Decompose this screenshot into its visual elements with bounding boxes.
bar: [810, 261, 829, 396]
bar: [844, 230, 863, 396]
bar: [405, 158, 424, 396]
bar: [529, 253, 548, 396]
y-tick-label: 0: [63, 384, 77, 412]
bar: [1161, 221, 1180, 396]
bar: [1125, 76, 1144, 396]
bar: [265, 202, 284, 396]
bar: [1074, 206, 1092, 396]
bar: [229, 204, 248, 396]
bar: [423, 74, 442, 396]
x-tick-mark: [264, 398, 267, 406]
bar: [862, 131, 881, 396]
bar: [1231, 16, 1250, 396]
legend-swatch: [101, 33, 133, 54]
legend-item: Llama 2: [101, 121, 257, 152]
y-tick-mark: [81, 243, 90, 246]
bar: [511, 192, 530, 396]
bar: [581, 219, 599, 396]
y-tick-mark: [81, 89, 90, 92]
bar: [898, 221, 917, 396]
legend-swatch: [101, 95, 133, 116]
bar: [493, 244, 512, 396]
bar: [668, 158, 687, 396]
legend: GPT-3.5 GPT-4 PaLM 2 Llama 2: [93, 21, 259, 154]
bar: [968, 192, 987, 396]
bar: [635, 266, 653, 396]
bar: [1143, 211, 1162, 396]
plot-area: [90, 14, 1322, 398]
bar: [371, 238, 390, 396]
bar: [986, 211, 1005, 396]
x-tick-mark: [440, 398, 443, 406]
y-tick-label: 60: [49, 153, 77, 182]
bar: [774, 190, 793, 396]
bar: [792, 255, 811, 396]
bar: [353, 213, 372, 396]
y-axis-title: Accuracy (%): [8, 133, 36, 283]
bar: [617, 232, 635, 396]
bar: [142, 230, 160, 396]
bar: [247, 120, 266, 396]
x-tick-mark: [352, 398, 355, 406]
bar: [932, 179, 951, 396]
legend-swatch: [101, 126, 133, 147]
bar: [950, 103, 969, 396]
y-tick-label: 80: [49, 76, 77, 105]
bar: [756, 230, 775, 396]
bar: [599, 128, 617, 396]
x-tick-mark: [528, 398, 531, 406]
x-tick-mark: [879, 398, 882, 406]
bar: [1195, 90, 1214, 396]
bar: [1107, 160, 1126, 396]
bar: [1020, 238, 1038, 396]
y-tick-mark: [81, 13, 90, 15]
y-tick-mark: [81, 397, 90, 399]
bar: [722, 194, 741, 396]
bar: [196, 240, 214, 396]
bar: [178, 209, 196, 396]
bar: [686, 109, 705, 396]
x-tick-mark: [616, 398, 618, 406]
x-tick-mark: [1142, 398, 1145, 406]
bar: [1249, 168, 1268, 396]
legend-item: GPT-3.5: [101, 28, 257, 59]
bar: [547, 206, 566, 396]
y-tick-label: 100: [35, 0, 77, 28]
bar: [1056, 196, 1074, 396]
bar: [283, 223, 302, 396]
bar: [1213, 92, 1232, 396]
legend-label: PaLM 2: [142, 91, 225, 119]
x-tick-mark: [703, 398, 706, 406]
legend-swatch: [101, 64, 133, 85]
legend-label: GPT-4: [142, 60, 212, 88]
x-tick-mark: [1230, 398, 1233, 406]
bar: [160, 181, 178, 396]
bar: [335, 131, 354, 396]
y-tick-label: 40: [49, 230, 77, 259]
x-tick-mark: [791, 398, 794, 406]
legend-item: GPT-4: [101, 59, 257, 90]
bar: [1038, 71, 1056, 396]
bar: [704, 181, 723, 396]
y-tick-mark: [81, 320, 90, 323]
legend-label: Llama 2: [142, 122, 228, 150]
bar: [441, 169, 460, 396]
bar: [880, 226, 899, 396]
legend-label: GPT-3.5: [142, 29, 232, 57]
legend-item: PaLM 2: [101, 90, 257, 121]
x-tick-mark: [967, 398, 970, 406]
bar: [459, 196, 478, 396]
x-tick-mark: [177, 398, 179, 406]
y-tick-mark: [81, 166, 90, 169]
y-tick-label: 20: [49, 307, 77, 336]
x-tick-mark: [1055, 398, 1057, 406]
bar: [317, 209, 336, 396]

****************

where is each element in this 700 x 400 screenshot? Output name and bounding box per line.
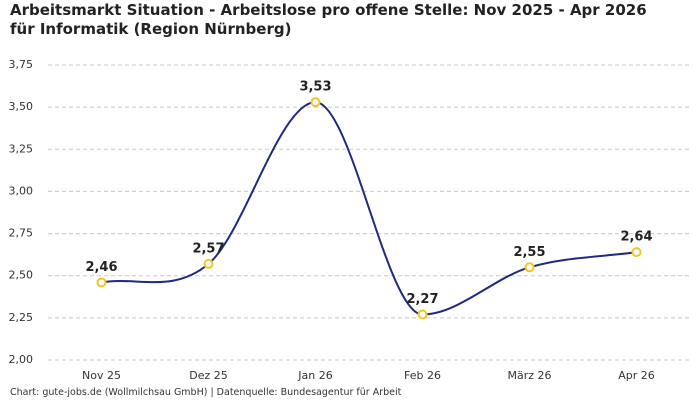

****************

= Written task =
Repeat the lines starting at the one containing "Decompose this screenshot" and ending at the one containing "legend-swatch: [101, 33, 133, 54]", swapping "bar" for "column" and leaving everything else unchanged.

= Solution =
Decompose this screenshot into its visual elements with bounding boxes.
column: [810, 261, 829, 396]
column: [844, 230, 863, 396]
column: [405, 158, 424, 396]
column: [529, 253, 548, 396]
y-tick-label: 0: [63, 384, 77, 412]
column: [1161, 221, 1180, 396]
column: [1125, 76, 1144, 396]
column: [265, 202, 284, 396]
column: [1074, 206, 1092, 396]
column: [229, 204, 248, 396]
column: [423, 74, 442, 396]
x-tick-mark: [264, 398, 267, 406]
column: [862, 131, 881, 396]
column: [1231, 16, 1250, 396]
legend-swatch: [101, 33, 133, 54]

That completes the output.